• [Directions]: Go through the listing and copy each line with the string "чёрные".

Begin Stored rows

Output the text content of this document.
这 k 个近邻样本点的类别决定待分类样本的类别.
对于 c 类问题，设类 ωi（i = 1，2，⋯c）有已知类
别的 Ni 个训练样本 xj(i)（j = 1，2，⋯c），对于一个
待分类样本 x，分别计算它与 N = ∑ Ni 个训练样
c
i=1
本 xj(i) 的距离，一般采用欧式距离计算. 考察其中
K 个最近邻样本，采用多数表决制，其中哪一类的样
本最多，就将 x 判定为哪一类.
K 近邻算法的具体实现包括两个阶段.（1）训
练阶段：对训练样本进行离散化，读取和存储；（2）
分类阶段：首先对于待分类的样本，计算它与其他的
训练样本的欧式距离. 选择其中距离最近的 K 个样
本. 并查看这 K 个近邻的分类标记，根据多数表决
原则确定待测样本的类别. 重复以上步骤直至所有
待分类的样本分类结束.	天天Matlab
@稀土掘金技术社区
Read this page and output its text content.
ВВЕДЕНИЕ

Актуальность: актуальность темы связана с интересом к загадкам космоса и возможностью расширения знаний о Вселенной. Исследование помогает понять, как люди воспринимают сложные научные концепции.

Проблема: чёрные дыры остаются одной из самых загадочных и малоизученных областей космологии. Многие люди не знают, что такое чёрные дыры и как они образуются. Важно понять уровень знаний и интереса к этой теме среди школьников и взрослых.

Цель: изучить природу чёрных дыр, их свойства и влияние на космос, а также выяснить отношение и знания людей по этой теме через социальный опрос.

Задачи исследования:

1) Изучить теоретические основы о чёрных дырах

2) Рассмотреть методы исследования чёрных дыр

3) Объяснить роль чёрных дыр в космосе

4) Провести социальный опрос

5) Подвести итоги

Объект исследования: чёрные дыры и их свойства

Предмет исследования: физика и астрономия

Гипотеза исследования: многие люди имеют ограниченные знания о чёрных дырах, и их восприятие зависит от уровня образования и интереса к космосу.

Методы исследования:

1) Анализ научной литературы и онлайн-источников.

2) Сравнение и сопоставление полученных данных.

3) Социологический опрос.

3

End Stored rows

• [Response to this task]:
Проблема: чёрные дыры остаются одной из самых загадочных и малоизученных областей космологии. Многие люди не знают, что такое чёрные дыры и как они образуются. Важно понять уровень знаний и интереса к этой теме среди школьников и взрослых.
Объект исследования: чёрные дыры и их свойства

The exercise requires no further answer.